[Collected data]
====

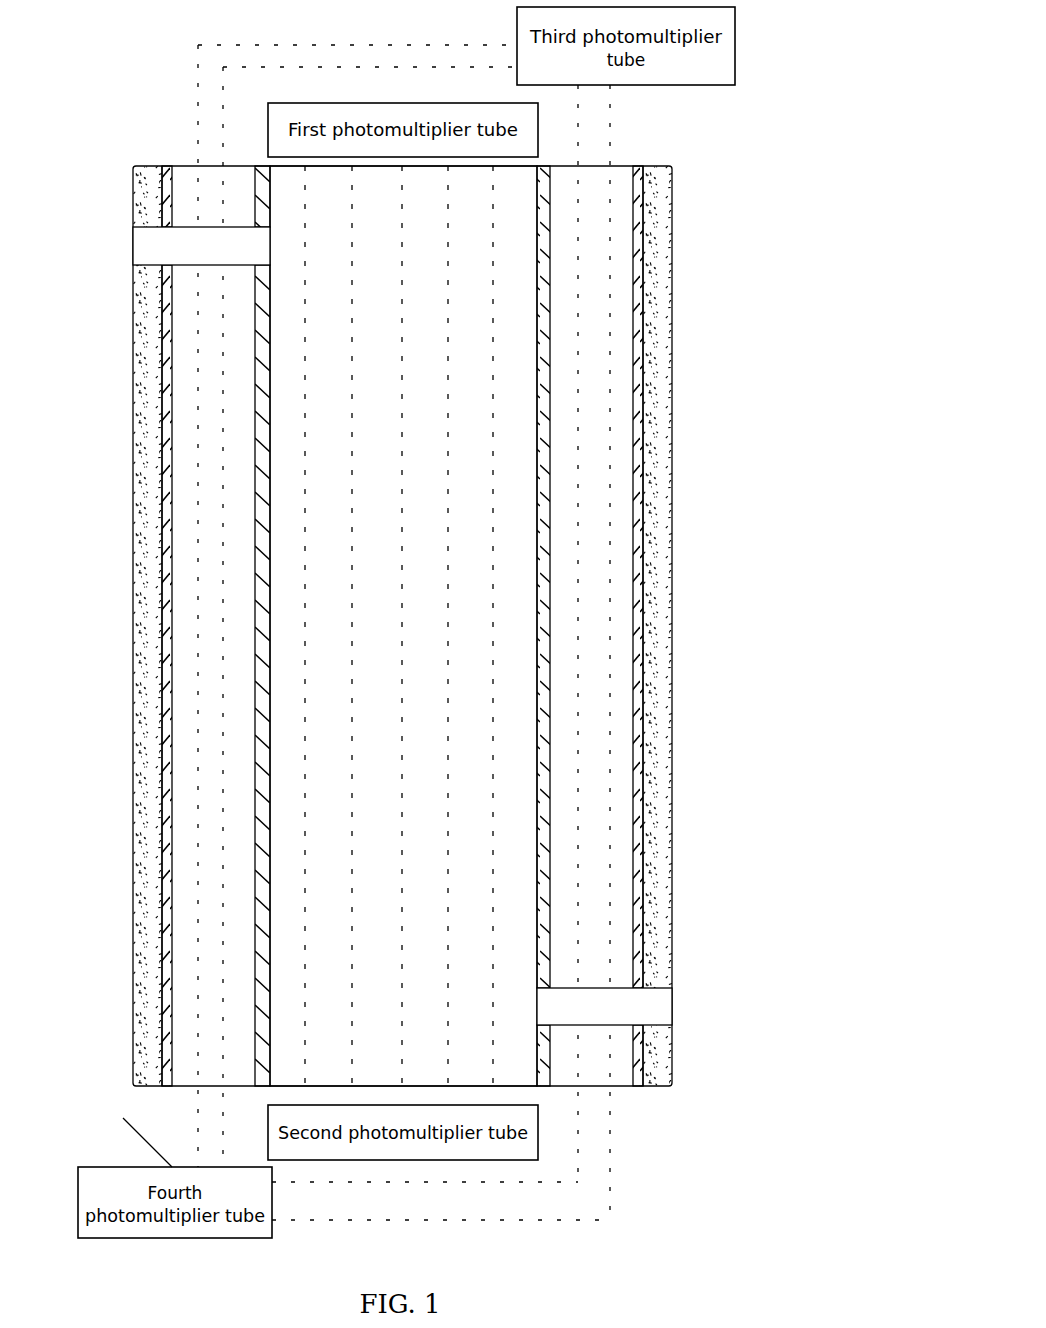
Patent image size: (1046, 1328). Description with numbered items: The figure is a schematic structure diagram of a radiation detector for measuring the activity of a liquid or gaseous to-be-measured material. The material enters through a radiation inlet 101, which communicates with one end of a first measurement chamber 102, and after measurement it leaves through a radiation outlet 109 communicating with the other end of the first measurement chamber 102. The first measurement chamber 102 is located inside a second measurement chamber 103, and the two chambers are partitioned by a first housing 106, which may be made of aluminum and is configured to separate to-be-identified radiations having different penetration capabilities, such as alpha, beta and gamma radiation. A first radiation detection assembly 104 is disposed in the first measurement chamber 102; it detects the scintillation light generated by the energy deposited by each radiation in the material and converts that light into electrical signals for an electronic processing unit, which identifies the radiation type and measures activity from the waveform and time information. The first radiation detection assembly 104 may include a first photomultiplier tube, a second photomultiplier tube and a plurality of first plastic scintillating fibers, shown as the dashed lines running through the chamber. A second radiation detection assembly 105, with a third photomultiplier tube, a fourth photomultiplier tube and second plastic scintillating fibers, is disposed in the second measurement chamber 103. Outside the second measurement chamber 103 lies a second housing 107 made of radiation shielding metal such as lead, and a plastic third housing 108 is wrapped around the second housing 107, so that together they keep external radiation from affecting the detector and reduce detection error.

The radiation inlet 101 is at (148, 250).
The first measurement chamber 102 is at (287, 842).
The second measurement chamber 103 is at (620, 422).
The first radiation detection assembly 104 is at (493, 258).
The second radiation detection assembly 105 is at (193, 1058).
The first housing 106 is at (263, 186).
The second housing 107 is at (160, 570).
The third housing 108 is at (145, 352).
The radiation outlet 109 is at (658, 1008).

====

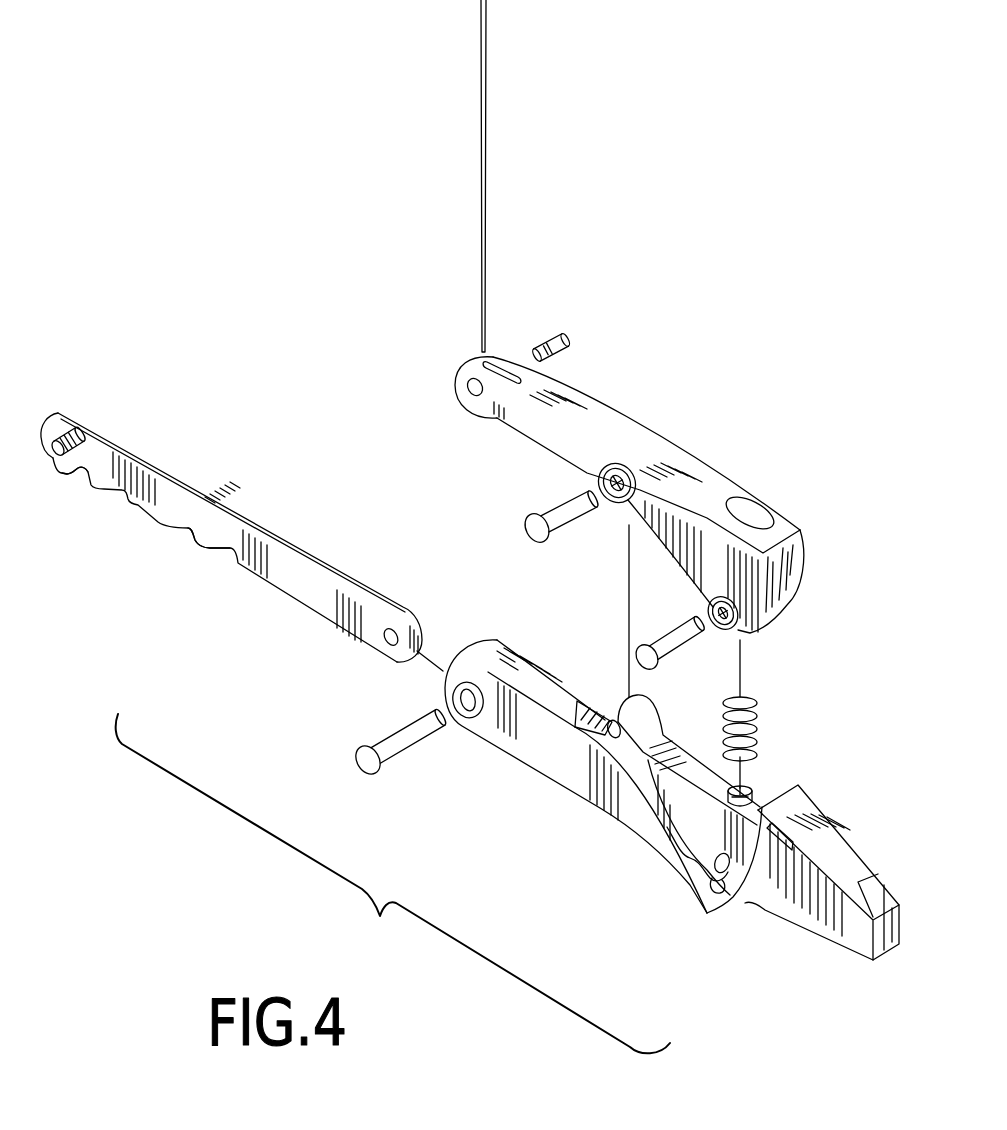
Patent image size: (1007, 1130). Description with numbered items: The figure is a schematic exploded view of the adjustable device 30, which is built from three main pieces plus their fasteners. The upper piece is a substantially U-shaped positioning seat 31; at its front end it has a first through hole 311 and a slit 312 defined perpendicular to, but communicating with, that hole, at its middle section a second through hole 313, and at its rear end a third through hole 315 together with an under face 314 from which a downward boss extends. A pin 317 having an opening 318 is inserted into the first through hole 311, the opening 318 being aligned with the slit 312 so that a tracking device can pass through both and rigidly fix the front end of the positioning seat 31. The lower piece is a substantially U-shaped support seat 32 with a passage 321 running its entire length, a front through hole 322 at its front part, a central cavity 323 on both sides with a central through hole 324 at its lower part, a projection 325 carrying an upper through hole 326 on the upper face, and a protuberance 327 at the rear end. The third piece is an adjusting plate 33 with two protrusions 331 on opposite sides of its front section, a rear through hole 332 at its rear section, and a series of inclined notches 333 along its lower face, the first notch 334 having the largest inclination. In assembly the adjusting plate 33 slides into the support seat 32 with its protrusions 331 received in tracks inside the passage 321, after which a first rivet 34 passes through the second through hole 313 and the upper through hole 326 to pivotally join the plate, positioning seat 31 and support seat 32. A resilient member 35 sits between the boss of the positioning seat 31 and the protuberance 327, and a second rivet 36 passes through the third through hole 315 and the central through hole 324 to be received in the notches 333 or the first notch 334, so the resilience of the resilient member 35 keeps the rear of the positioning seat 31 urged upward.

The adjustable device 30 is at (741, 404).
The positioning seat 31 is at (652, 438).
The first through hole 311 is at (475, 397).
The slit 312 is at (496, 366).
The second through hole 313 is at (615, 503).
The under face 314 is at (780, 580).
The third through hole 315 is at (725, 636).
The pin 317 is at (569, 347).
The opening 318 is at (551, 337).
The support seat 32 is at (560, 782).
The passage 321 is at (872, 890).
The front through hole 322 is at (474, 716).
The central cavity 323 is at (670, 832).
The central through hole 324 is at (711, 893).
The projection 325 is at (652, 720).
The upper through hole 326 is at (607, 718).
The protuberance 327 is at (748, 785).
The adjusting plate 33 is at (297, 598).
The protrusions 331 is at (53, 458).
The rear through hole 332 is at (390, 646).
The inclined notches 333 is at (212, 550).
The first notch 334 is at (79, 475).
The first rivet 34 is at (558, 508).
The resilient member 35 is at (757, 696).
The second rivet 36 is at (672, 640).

====

> _Given task_: Replace "detection error" with "measurement error" in the stretch from the line containing "Patent image size: (1046, 1328)." through the line containing "The third housing 108 is at (145, 352).", and reproduce only those lines with everything else unchanged.

> _Solution to this problem_:
Patent image size: (1046, 1328). Description with numbered items: The figure is a schematic structure diagram of a radiation detector for measuring the activity of a liquid or gaseous to-be-measured material. The material enters through a radiation inlet 101, which communicates with one end of a first measurement chamber 102, and after measurement it leaves through a radiation outlet 109 communicating with the other end of the first measurement chamber 102. The first measurement chamber 102 is located inside a second measurement chamber 103, and the two chambers are partitioned by a first housing 106, which may be made of aluminum and is configured to separate to-be-identified radiations having different penetration capabilities, such as alpha, beta and gamma radiation. A first radiation detection assembly 104 is disposed in the first measurement chamber 102; it detects the scintillation light generated by the energy deposited by each radiation in the material and converts that light into electrical signals for an electronic processing unit, which identifies the radiation type and measures activity from the waveform and time information. The first radiation detection assembly 104 may include a first photomultiplier tube, a second photomultiplier tube and a plurality of first plastic scintillating fibers, shown as the dashed lines running through the chamber. A second radiation detection assembly 105, with a third photomultiplier tube, a fourth photomultiplier tube and second plastic scintillating fibers, is disposed in the second measurement chamber 103. Outside the second measurement chamber 103 lies a second housing 107 made of radiation shielding metal such as lead, and a plastic third housing 108 is wrapped around the second housing 107, so that together they keep external radiation from affecting the detector and reduce measurement error.

The radiation inlet 101 is at (148, 250).
The first measurement chamber 102 is at (287, 842).
The second measurement chamber 103 is at (620, 422).
The first radiation detection assembly 104 is at (493, 258).
The second radiation detection assembly 105 is at (193, 1058).
The first housing 106 is at (263, 186).
The second housing 107 is at (160, 570).
The third housing 108 is at (145, 352).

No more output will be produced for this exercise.